** BEGIN **
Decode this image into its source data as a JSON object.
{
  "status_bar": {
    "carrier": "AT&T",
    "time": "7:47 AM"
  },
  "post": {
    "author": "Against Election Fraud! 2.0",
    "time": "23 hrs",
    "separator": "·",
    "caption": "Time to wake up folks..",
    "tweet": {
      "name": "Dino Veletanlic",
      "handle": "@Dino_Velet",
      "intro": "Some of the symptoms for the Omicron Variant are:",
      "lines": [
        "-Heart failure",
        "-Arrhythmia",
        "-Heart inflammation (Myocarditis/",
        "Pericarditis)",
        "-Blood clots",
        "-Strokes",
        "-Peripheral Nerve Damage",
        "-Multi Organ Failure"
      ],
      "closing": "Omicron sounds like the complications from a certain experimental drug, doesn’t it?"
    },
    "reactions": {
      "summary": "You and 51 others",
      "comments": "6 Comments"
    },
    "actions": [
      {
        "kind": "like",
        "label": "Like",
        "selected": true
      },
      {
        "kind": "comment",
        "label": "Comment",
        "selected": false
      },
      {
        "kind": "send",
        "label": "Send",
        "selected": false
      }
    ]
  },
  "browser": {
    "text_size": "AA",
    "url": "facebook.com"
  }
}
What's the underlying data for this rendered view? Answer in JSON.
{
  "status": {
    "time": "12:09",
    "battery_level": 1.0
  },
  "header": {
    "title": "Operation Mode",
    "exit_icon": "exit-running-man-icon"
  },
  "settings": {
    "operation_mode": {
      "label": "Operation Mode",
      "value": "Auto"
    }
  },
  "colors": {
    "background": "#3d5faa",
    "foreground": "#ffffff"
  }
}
** END **
■ **Exercise task**
Exactly reproduce all of the entries.

■ **Task response**
Decode this image into its source data as a JSON object.
{
  "status_bar": {
    "carrier": "AT&T",
    "time": "7:47 AM"
  },
  "post": {
    "author": "Against Election Fraud! 2.0",
    "time": "23 hrs",
    "separator": "·",
    "caption": "Time to wake up folks..",
    "tweet": {
      "name": "Dino Veletanlic",
      "handle": "@Dino_Velet",
      "intro": "Some of the symptoms for the Omicron Variant are:",
      "lines": [
        "-Heart failure",
        "-Arrhythmia",
        "-Heart inflammation (Myocarditis/",
        "Pericarditis)",
        "-Blood clots",
        "-Strokes",
        "-Peripheral Nerve Damage",
        "-Multi Organ Failure"
      ],
      "closing": "Omicron sounds like the complications from a certain experimental drug, doesn’t it?"
    },
    "reactions": {
      "summary": "You and 51 others",
      "comments": "6 Comments"
    },
    "actions": [
      {
        "kind": "like",
        "label": "Like",
        "selected": true
      },
      {
        "kind": "comment",
        "label": "Comment",
        "selected": false
      },
      {
        "kind": "send",
        "label": "Send",
        "selected": false
      }
    ]
  },
  "browser": {
    "text_size": "AA",
    "url": "facebook.com"
  }
}
What's the underlying data for this rendered view? Answer in JSON.
{
  "status": {
    "time": "12:09",
    "battery_level": 1.0
  },
  "header": {
    "title": "Operation Mode",
    "exit_icon": "exit-running-man-icon"
  },
  "settings": {
    "operation_mode": {
      "label": "Operation Mode",
      "value": "Auto"
    }
  },
  "colors": {
    "background": "#3d5faa",
    "foreground": "#ffffff"
  }
}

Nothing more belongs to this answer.